BEGIN DATASET EXTRACT

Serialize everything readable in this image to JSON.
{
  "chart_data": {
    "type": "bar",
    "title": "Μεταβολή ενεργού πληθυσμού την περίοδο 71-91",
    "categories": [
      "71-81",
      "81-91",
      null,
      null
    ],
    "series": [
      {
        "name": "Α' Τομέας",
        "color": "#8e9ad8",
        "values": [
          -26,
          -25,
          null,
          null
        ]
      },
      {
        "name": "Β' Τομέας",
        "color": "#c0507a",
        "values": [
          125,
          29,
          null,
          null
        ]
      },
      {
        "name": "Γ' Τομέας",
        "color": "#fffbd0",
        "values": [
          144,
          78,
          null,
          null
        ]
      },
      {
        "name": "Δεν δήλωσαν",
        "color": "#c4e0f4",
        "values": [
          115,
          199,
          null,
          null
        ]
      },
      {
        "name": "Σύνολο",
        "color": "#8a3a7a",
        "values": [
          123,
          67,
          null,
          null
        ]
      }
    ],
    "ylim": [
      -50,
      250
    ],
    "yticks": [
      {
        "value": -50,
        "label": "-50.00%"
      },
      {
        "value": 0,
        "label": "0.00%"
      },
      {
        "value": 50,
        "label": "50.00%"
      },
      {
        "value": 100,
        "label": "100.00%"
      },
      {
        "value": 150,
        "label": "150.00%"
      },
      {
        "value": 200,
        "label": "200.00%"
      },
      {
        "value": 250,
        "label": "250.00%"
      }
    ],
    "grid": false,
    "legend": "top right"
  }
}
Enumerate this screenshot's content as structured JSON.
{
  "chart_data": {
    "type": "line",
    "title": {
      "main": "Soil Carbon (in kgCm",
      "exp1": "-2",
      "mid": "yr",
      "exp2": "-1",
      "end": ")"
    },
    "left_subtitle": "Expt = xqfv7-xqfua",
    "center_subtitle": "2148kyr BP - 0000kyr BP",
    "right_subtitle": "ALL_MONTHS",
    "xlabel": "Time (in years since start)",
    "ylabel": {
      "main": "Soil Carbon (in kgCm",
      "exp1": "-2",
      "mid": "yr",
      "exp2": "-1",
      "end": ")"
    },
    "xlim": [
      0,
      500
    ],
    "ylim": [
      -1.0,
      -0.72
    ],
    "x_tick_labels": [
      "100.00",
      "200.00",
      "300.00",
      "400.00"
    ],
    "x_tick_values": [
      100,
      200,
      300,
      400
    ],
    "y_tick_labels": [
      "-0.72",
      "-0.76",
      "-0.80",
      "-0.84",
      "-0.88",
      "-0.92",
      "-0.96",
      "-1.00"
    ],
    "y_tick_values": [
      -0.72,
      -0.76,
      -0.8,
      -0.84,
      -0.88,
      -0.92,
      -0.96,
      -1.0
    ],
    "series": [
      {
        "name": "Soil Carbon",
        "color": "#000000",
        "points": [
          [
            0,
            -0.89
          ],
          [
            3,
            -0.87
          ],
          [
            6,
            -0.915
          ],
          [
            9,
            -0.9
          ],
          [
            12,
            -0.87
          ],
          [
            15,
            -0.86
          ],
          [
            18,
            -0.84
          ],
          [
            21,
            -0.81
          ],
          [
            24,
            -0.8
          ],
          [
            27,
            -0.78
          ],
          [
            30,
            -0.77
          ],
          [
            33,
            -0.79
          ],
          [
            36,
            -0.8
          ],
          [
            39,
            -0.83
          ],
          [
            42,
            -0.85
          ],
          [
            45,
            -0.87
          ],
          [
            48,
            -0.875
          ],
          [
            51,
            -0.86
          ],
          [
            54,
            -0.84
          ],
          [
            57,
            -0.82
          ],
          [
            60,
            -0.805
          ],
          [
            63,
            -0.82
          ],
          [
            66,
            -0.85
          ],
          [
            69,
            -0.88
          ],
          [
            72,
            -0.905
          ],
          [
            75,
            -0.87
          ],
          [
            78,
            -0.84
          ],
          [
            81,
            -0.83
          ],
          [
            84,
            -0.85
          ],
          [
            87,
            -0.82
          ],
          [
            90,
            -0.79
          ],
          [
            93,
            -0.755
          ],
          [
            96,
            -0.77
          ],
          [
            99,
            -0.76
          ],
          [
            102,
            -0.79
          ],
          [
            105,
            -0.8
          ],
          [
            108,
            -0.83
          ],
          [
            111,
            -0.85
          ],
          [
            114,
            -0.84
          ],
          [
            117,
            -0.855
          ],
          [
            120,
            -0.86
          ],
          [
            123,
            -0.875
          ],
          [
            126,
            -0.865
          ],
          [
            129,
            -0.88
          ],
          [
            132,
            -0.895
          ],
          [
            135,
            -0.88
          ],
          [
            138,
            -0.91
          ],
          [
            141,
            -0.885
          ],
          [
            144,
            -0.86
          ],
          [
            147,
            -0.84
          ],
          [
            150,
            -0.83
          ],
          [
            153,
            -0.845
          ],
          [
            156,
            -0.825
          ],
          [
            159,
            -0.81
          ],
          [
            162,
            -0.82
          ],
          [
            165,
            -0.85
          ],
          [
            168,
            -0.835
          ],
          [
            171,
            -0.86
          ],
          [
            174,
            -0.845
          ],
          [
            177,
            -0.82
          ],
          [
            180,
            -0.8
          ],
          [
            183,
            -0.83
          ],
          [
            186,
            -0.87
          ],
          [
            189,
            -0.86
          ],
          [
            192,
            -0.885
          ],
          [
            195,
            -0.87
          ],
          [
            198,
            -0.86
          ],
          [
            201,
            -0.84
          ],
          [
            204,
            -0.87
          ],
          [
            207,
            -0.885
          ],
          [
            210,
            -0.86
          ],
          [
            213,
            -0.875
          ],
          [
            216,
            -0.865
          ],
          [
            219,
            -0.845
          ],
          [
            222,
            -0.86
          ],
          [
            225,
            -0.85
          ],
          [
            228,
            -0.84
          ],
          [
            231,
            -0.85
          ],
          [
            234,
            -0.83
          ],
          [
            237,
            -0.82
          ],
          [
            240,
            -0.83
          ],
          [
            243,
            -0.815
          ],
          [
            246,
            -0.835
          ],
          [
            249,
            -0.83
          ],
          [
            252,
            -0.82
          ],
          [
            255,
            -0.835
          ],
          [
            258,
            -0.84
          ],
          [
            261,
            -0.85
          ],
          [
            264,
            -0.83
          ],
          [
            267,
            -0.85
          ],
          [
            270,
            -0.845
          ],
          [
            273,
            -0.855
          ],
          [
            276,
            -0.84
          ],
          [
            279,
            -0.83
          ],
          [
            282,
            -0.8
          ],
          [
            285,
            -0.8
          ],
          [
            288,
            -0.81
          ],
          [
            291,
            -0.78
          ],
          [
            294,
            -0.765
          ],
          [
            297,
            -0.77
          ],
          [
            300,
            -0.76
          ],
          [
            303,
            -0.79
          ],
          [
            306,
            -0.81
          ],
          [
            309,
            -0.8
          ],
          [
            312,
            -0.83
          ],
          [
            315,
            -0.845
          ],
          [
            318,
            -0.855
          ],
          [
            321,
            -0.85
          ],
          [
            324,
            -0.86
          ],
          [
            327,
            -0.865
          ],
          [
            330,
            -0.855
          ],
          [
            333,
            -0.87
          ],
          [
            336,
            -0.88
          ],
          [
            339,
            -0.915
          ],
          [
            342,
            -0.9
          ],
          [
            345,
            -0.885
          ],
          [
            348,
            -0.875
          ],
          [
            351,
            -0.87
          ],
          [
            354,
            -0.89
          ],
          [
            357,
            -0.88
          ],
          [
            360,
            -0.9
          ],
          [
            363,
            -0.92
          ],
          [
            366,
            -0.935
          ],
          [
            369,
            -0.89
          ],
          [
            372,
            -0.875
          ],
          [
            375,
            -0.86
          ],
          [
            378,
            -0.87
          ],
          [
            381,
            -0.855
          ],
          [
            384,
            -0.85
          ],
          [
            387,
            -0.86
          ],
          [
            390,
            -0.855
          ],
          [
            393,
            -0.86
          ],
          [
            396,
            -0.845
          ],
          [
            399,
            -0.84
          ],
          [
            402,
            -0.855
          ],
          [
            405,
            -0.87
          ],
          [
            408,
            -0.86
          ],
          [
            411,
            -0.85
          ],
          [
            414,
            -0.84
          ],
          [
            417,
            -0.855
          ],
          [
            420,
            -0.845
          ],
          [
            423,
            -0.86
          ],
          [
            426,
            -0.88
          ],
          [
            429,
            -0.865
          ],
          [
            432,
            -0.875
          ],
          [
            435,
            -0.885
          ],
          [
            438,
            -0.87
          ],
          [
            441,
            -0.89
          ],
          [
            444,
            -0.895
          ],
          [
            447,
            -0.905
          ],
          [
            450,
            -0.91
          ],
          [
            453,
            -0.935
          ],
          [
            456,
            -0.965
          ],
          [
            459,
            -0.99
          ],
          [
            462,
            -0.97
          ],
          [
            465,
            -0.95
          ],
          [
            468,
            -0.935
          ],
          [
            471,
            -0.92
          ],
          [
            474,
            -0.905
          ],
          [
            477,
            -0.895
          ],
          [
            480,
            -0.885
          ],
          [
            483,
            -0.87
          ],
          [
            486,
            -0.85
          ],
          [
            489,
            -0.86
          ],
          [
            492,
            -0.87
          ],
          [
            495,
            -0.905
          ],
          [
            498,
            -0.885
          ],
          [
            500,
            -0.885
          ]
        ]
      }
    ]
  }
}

END DATASET EXTRACT

### YOUR OBJECTIVE
Go through the records and copy each line with "name" in it.

### RESULT FOR THIS TASK
        "name": "Α' Τομέας",
        "name": "Β' Τομέας",
        "name": "Γ' Τομέας",
        "name": "Δεν δήλωσαν",
        "name": "Σύνολο",
        "name": "Soil Carbon",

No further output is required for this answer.